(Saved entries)
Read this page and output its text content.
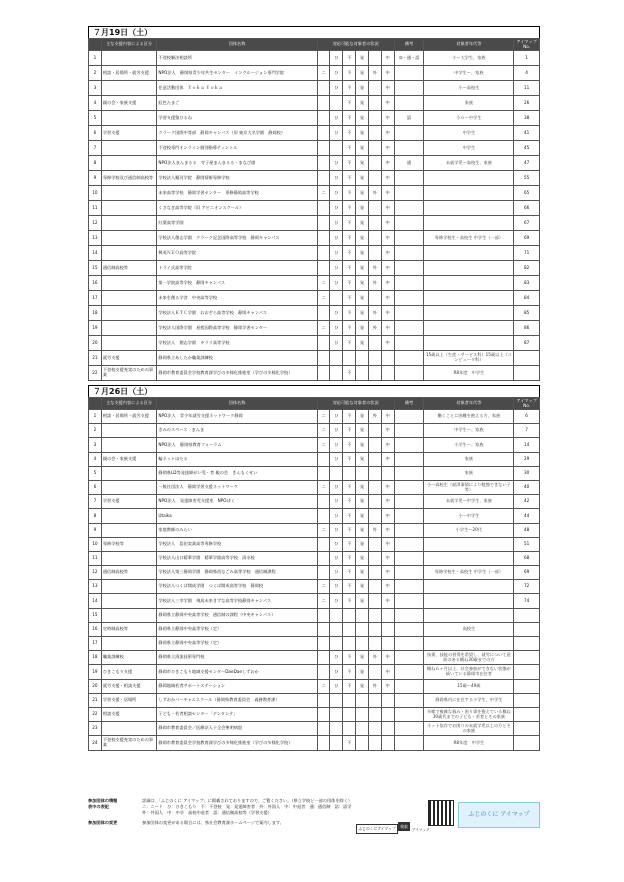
７月19日（土）
	主な支援内容による区分	団体名称	対応可能な対象者の状況						備考	対象者年代等	アイマップNo.
1		不登校解決相談所		ひ	不	発		中	ゆ・通・語	小～大学生、家族	1
2	相談・居場所・就労支援	NPO法人　静岡県青少年共生センター　インクルージョン専門学院	ニ	ひ	不	発	外	中		中学生～、家族	4
3		任意活動団体　Ｙｏｋａ Ｙｏｋａ		ひ	不	発		中		小～高校生	11
4	親の会・家族支援	虹色たまご			不	発		中		家族	26
5		学習支援塾ひるね		ひ	不	発		中	語	小６～中学生	38
6	学習支援	クラーク国際中等部　静岡キャンパス（旧 東京大名学園　静岡校）		ひ	不	発		中		中学生	41
7		不登校専門オンライン個別指導ティントル			不	発		中		中学生	45
8		NPO法人まんまるる　寺子屋まんまるる・まなび園		ひ	不	発		中	通	未就学児～高校生、家族	47
9	専修学校及び通信制高校等	学校法人順河学院　静岡情報専修学校		ひ	不	発		中			55
10		未来高等学校　静岡学習センター　専修静岡高等学校	ニ	ひ	不	発	外	中			65
11		くさなぎ高等学院（旧 アビニオンスクール）		ひ	不	発		中			66
12		紅葉高等学園		ひ	不	発		中			67
13		学校法人創志学園　クラーク記念国際高等学校　静岡キャンパス		ひ	不	発		中		専修学校生・高校生 中学生（一部）	69
14		興英ＮＥＯ高等学院		ひ	不	発		中			71
15	通信制高校等	トライ式高等学院		ひ	不	発	外	中			82
16		第一学院高等学校　静岡キャンパス	ニ	ひ	不	発	外	中			83
17		未来を創る学舎　中央高等学校	ニ		不	発		中			84
18		学校法人ＫＴＣ学園　おおぞら高等学校　静岡キャンパス		ひ	不	発	外	中			85
19		学校法人国際学園　星槎国際高等学校　静岡学習センター	ニ	ひ	不	発	外	中			86
20		学校法人　創志学園　キラリ高等学校		ひ	不	発		中			87
21	就労支援	静岡県立あしたか職業訓練校								15歳以上（生産・サービス科）15歳以上（コンピュータ科）	
22	不登校支援充実のための事業	静岡市教育委員会学校教育課学びの多様化推進室（学びの多様化学校）			不					R8年度　中学生	
７月26日（土）
	主な支援内容による区分	団体名称	対応可能な対象者の状況						備考	対象者年代等	アイマップNo.
1	相談・居場所・就労支援	NPO法人　青少年就労支援ネットワーク静岡	ニ	ひ	不	発	外	中		働くことに困難を抱える方、家族	6
2		きみのスペース　まんま	ニ	ひ	不	発		中		中学生～、家族	7
3		NPO法人　静岡県教育フォーラム	ニ	ひ	不	発		中		小学生～、家族	14
4	親の会・家族支援	輪ネットほたる		ひ	不	発		中		家族	29
5		静岡県LD等発達障がい児・者 親の会　きんもくせい								家族	30
6		一般社団法人　静岡学習支援ネットワーク	ニ	ひ	不	発		中		小～高校生（経済事情により勉強できない子等）	40
7	学習支援	NPO法人　発達障害児支援室　NPOぱく		ひ	不	発		中		未就学児～中学生、家族	42
8		Utaika		ひ	不	発		中		小～中学生	44
9		家庭教師のみらい	ニ	ひ	不	発	外	中		小学生～20代	48
10	専修学校等	学校法人　島田実業高等専修学校		ひ	不	発		中			51
11		学校法人山口精華学園　精華学園高等学校　清水校		ひ	不	発		中			68
12	通信制高校等	学校法人第三静岡学園　静岡県西なごみ高等学校　通信制課程		ひ	不	発		中		専修学校生・高校生 中学生（一部）	69
13		学校法人つくば開成学園　つくば開成高等学校　静岡校	ニ	ひ	不	発		中			72
14		学校法人三幸学園　飛鳥未来きずな高等学校静岡キャンパス	ニ	ひ	不	発		中			74
15		静岡県立静岡中央高等学校　通信制の課程（中央キャンパス）									
16	定時制高校等	静岡県立静岡中央高等学校（定）								高校生	
17		静岡県立静岡中央高等学校（定）									
18	職業訓練校	静岡県立清流技術専門校		ひ	不	発	外	中		技術、技能の習得を希望し、就労について意欲のある概ね30歳までの方	
19	ひきこもり支援	静岡市ひきこもり地域支援センターDaeDaeしずおか		ひ	不	発		中		概ね６ヶ月以上、社会参加ができない状態が続いている静岡市在住者	
20	就労支援・相談支援	静岡地域若者サポートステーション	ニ	ひ	不	発	外	中		15歳～49歳	
21	学習支援・居場所	しずおかバーチャルスクール（静岡県教育委員会　義務教育課）								静岡県内に在住する小学生、中学生	
22	相談支援	子ども・若者相談センター「デンタンテ」								多様で複雑な悩み・困り事を抱えている概ね30歳代までの子ども・若者とその家族	
23		静岡市教育委員会／医療法人十全会聖明病院								ネット依存でお困りの未就学児以上の方とその家族	
24	不登校支援充実のための事業	静岡市教育委員会学校教育課学びの多様化推進室（学びの多様化学校）			不					R8年度　中学生	
参加団体の情報	詳細は、「ふじのくに アイマップ」に掲載されておりますので、ご覧ください。（県立学校と一部の団体を除く）
表中の表記	ニ：ニート　ひ：ひきこもり　不：不登校　発：発達障害者　外：外国人　中：中退者　通：通信制　語：語学
外：外国人　中：中卒　高校中退者　語：通信制高校等（学習支援）
参加団体の変更	参加団体の変更がある場合には、県社会教育課ホームページで案内します。
ふじのくにアイマップ	検索
アイマップ
ふじのくに アイマップ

#### [OBJECTIVE]
Show the lines of the material that contain the word "不登校支援充実のための事業".

#### [THE COMPLETED TASK]
22	不登校支援充実のための事業	静岡市教育委員会学校教育課学びの多様化推進室（学びの多様化学校）			不					R8年度　中学生	
24	不登校支援充実のための事業	静岡市教育委員会学校教育課学びの多様化推進室（学びの多様化学校）			不					R8年度　中学生	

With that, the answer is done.